> Task to carry out
Set down the material below in full, matching it exactly.

[START Items]

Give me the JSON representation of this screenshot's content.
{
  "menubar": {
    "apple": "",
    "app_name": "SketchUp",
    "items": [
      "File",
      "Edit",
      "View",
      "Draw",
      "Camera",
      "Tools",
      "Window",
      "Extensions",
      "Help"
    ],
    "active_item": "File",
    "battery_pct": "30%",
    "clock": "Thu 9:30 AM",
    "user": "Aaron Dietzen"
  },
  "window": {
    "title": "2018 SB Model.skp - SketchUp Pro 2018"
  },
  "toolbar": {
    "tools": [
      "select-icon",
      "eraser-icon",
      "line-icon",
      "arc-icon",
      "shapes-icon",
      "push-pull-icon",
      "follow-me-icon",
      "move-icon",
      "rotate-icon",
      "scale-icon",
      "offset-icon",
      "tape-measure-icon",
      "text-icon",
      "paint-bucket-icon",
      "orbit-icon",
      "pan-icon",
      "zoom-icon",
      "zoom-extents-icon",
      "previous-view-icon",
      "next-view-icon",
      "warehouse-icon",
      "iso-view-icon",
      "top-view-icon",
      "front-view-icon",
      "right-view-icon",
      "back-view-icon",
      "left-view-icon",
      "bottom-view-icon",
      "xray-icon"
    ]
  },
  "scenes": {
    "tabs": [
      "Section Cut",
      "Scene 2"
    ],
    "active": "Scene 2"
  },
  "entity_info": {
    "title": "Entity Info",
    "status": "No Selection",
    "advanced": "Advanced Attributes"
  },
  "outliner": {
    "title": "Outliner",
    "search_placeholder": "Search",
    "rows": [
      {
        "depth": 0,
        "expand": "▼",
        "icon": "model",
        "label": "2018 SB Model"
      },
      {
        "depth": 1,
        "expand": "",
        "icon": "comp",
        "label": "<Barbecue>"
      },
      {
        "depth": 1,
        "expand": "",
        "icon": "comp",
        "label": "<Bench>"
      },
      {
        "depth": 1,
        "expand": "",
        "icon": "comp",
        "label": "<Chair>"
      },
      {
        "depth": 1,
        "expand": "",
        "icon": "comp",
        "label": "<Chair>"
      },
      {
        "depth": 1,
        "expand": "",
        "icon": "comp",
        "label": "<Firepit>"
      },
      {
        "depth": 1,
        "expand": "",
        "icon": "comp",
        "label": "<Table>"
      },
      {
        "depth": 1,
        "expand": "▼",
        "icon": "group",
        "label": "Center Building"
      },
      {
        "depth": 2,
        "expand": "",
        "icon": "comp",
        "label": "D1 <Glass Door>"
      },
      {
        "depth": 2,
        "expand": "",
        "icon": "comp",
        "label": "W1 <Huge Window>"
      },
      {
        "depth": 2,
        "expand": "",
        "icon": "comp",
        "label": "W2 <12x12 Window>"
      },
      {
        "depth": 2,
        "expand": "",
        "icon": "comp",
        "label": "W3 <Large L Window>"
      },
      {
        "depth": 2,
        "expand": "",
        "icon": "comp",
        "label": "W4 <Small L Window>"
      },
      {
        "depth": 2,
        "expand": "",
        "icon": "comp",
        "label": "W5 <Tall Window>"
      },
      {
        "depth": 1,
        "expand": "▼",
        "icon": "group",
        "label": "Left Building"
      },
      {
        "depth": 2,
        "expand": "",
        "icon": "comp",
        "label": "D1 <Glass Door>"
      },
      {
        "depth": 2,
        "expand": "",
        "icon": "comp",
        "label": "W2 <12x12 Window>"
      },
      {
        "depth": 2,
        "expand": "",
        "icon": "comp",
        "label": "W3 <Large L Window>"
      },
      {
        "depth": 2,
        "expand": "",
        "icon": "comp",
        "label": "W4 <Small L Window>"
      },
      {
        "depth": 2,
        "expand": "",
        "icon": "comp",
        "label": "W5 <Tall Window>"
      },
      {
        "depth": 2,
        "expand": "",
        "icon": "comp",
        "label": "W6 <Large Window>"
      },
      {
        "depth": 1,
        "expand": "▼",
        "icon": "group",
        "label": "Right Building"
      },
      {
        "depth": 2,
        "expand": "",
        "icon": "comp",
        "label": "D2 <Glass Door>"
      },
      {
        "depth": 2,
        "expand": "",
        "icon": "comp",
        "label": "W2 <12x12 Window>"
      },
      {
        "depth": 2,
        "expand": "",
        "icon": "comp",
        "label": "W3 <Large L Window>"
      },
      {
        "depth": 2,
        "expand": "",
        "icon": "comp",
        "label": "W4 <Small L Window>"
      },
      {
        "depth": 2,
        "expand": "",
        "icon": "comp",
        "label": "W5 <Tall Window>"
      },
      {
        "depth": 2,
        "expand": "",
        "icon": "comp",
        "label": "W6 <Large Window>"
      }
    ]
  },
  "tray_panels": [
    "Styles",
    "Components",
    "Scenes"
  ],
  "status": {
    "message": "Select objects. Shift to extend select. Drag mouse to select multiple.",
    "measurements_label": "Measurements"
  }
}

[END Items]

> Response
Give me the JSON representation of this screenshot's content.
{
  "menubar": {
    "apple": "",
    "app_name": "SketchUp",
    "items": [
      "File",
      "Edit",
      "View",
      "Draw",
      "Camera",
      "Tools",
      "Window",
      "Extensions",
      "Help"
    ],
    "active_item": "File",
    "battery_pct": "30%",
    "clock": "Thu 9:30 AM",
    "user": "Aaron Dietzen"
  },
  "window": {
    "title": "2018 SB Model.skp - SketchUp Pro 2018"
  },
  "toolbar": {
    "tools": [
      "select-icon",
      "eraser-icon",
      "line-icon",
      "arc-icon",
      "shapes-icon",
      "push-pull-icon",
      "follow-me-icon",
      "move-icon",
      "rotate-icon",
      "scale-icon",
      "offset-icon",
      "tape-measure-icon",
      "text-icon",
      "paint-bucket-icon",
      "orbit-icon",
      "pan-icon",
      "zoom-icon",
      "zoom-extents-icon",
      "previous-view-icon",
      "next-view-icon",
      "warehouse-icon",
      "iso-view-icon",
      "top-view-icon",
      "front-view-icon",
      "right-view-icon",
      "back-view-icon",
      "left-view-icon",
      "bottom-view-icon",
      "xray-icon"
    ]
  },
  "scenes": {
    "tabs": [
      "Section Cut",
      "Scene 2"
    ],
    "active": "Scene 2"
  },
  "entity_info": {
    "title": "Entity Info",
    "status": "No Selection",
    "advanced": "Advanced Attributes"
  },
  "outliner": {
    "title": "Outliner",
    "search_placeholder": "Search",
    "rows": [
      {
        "depth": 0,
        "expand": "▼",
        "icon": "model",
        "label": "2018 SB Model"
      },
      {
        "depth": 1,
        "expand": "",
        "icon": "comp",
        "label": "<Barbecue>"
      },
      {
        "depth": 1,
        "expand": "",
        "icon": "comp",
        "label": "<Bench>"
      },
      {
        "depth": 1,
        "expand": "",
        "icon": "comp",
        "label": "<Chair>"
      },
      {
        "depth": 1,
        "expand": "",
        "icon": "comp",
        "label": "<Chair>"
      },
      {
        "depth": 1,
        "expand": "",
        "icon": "comp",
        "label": "<Firepit>"
      },
      {
        "depth": 1,
        "expand": "",
        "icon": "comp",
        "label": "<Table>"
      },
      {
        "depth": 1,
        "expand": "▼",
        "icon": "group",
        "label": "Center Building"
      },
      {
        "depth": 2,
        "expand": "",
        "icon": "comp",
        "label": "D1 <Glass Door>"
      },
      {
        "depth": 2,
        "expand": "",
        "icon": "comp",
        "label": "W1 <Huge Window>"
      },
      {
        "depth": 2,
        "expand": "",
        "icon": "comp",
        "label": "W2 <12x12 Window>"
      },
      {
        "depth": 2,
        "expand": "",
        "icon": "comp",
        "label": "W3 <Large L Window>"
      },
      {
        "depth": 2,
        "expand": "",
        "icon": "comp",
        "label": "W4 <Small L Window>"
      },
      {
        "depth": 2,
        "expand": "",
        "icon": "comp",
        "label": "W5 <Tall Window>"
      },
      {
        "depth": 1,
        "expand": "▼",
        "icon": "group",
        "label": "Left Building"
      },
      {
        "depth": 2,
        "expand": "",
        "icon": "comp",
        "label": "D1 <Glass Door>"
      },
      {
        "depth": 2,
        "expand": "",
        "icon": "comp",
        "label": "W2 <12x12 Window>"
      },
      {
        "depth": 2,
        "expand": "",
        "icon": "comp",
        "label": "W3 <Large L Window>"
      },
      {
        "depth": 2,
        "expand": "",
        "icon": "comp",
        "label": "W4 <Small L Window>"
      },
      {
        "depth": 2,
        "expand": "",
        "icon": "comp",
        "label": "W5 <Tall Window>"
      },
      {
        "depth": 2,
        "expand": "",
        "icon": "comp",
        "label": "W6 <Large Window>"
      },
      {
        "depth": 1,
        "expand": "▼",
        "icon": "group",
        "label": "Right Building"
      },
      {
        "depth": 2,
        "expand": "",
        "icon": "comp",
        "label": "D2 <Glass Door>"
      },
      {
        "depth": 2,
        "expand": "",
        "icon": "comp",
        "label": "W2 <12x12 Window>"
      },
      {
        "depth": 2,
        "expand": "",
        "icon": "comp",
        "label": "W3 <Large L Window>"
      },
      {
        "depth": 2,
        "expand": "",
        "icon": "comp",
        "label": "W4 <Small L Window>"
      },
      {
        "depth": 2,
        "expand": "",
        "icon": "comp",
        "label": "W5 <Tall Window>"
      },
      {
        "depth": 2,
        "expand": "",
        "icon": "comp",
        "label": "W6 <Large Window>"
      }
    ]
  },
  "tray_panels": [
    "Styles",
    "Components",
    "Scenes"
  ],
  "status": {
    "message": "Select objects. Shift to extend select. Drag mouse to select multiple.",
    "measurements_label": "Measurements"
  }
}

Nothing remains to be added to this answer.